Post by _Jason Bourne »

I sort of agree and sort of disagree with the fellows comments.

Historically the LDS Church is part of the reformationist movement of the early 19th century. But it went further than just a fix and claimed to be the original Christian Church. The LDS Church has never claimed to be orthodox Christianity. And in its early years, due to conflict with sectarian Christianity, the LDS Church became rather hostile in its rhetoric towards historic Christianity.

Certainly the LDS Church has much in common with Christianity. But it has much that is different as well. I know when I was a missionary our position was that WE are THE CHURCH OF Jesus Christ restored in its fullness and purity along with its priesthood authority. In other word WE were and are Christian and the rest of you apostate wannabes are not.

We did not worry so much about being called non Christian. If you meant like the orthodox historic christian sects that were all in apostasy we certainly were not like them. We were better, the real McCoy. They were the non Christians, not us.

## [Exercise a]
From the forum post on the LDS Church, return the passage that begins at the words "Certainly the LDS" and ends after the words "wannabes are not.", copied verbatim.
The forum post above and the entries that follow are unrelated material.

## [Records for the task]

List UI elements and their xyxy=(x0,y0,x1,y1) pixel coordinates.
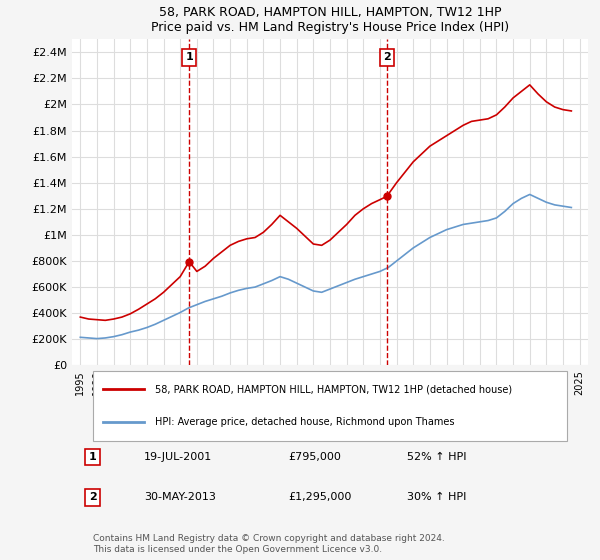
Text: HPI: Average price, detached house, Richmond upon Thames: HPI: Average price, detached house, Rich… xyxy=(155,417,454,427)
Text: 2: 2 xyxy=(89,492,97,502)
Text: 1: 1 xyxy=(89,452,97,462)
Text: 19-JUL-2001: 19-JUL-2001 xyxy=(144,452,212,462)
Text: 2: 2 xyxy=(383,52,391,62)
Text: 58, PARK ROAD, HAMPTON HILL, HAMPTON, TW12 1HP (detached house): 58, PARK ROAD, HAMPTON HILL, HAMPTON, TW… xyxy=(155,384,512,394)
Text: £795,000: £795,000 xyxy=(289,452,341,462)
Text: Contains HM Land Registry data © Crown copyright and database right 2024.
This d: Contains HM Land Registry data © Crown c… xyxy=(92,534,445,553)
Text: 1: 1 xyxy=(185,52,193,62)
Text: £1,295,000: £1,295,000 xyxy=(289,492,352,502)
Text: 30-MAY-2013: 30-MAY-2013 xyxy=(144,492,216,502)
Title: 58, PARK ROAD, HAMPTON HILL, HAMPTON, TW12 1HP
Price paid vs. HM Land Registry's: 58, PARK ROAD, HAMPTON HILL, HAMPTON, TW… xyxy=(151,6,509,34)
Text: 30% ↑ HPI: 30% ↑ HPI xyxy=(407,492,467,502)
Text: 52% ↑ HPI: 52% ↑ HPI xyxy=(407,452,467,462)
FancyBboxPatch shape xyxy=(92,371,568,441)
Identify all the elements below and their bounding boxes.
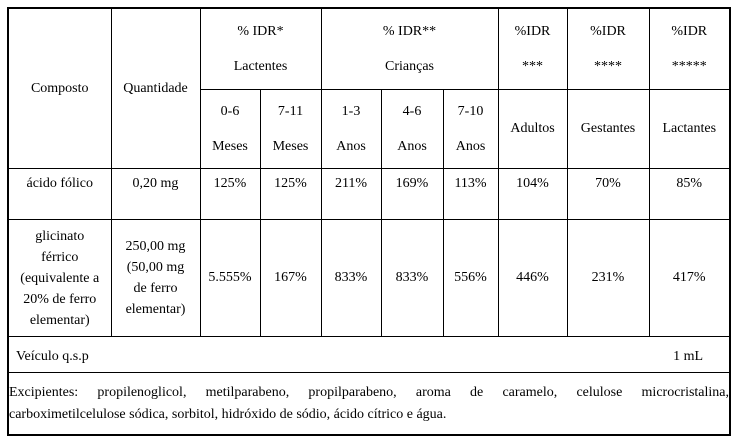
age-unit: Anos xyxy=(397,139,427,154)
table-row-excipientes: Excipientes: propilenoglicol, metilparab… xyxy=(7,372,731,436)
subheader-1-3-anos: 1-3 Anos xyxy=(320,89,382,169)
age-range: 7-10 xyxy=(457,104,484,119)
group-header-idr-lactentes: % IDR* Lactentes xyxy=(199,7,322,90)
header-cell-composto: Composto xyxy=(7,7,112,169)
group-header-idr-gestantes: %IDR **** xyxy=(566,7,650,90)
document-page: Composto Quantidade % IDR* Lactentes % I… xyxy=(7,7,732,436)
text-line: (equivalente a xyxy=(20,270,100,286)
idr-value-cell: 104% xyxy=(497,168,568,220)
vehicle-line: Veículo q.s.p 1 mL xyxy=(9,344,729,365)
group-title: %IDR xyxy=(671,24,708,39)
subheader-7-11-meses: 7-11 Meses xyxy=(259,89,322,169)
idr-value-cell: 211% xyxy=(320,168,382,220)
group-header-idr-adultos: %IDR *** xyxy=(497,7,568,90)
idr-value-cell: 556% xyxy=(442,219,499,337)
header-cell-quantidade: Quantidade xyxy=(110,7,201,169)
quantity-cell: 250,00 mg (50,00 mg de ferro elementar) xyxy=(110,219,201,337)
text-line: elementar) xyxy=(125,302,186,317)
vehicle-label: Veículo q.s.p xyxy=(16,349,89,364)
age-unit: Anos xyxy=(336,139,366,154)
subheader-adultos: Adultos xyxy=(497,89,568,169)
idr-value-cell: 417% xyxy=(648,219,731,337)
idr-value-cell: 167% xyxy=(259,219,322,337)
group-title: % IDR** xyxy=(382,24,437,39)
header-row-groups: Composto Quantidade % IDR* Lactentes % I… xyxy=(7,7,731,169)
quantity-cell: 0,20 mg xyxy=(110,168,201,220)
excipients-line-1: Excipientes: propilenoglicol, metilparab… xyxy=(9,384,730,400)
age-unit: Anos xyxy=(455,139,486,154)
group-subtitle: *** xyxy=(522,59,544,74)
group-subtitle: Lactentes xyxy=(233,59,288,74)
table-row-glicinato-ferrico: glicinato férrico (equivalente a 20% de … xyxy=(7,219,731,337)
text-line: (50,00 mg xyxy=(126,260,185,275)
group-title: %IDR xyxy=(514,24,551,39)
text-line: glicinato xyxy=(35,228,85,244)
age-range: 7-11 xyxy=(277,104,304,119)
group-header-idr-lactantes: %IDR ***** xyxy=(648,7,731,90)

## [Exercise b]
Retype the entries verbatim, starting with the first line of the entries and stopping after the line that contains "Identify all the". Leave out the pictures.

## [Expected output a]
Certainly the LDS Church has much in common with Christianity. But it has much that is different as well. I know when I was a missionary our position was that WE are THE CHURCH OF Jesus Christ restored in its fullness and purity along with its priesthood authority. In other word WE were and are Christian and the rest of you apostate wannabes are not.

## [Expected output b]
List UI elements and their xyxy=(x0,y0,x1,y1) pixel coordinates.
Text: HPI: Average price, detached house, Richmond upon Thames: HPI: Average price, detached house, Rich… xyxy=(155,417,454,427)
Text: 2: 2 xyxy=(89,492,97,502)
Text: 1: 1 xyxy=(89,452,97,462)
Text: 19-JUL-2001: 19-JUL-2001 xyxy=(144,452,212,462)
Text: 2: 2 xyxy=(383,52,391,62)
Text: 58, PARK ROAD, HAMPTON HILL, HAMPTON, TW12 1HP (detached house): 58, PARK ROAD, HAMPTON HILL, HAMPTON, TW… xyxy=(155,384,512,394)
Text: £795,000: £795,000 xyxy=(289,452,341,462)
Text: Contains HM Land Registry data © Crown copyright and database right 2024.
This d: Contains HM Land Registry data © Crown c… xyxy=(92,534,445,553)
Text: 1: 1 xyxy=(185,52,193,62)
Text: £1,295,000: £1,295,000 xyxy=(289,492,352,502)
Text: 30-MAY-2013: 30-MAY-2013 xyxy=(144,492,216,502)
Title: 58, PARK ROAD, HAMPTON HILL, HAMPTON, TW12 1HP
Price paid vs. HM Land Registry's: 58, PARK ROAD, HAMPTON HILL, HAMPTON, TW… xyxy=(151,6,509,34)
Text: 30% ↑ HPI: 30% ↑ HPI xyxy=(407,492,467,502)
Text: 52% ↑ HPI: 52% ↑ HPI xyxy=(407,452,467,462)
FancyBboxPatch shape xyxy=(92,371,568,441)
Identify all the elements below and their bounding boxes.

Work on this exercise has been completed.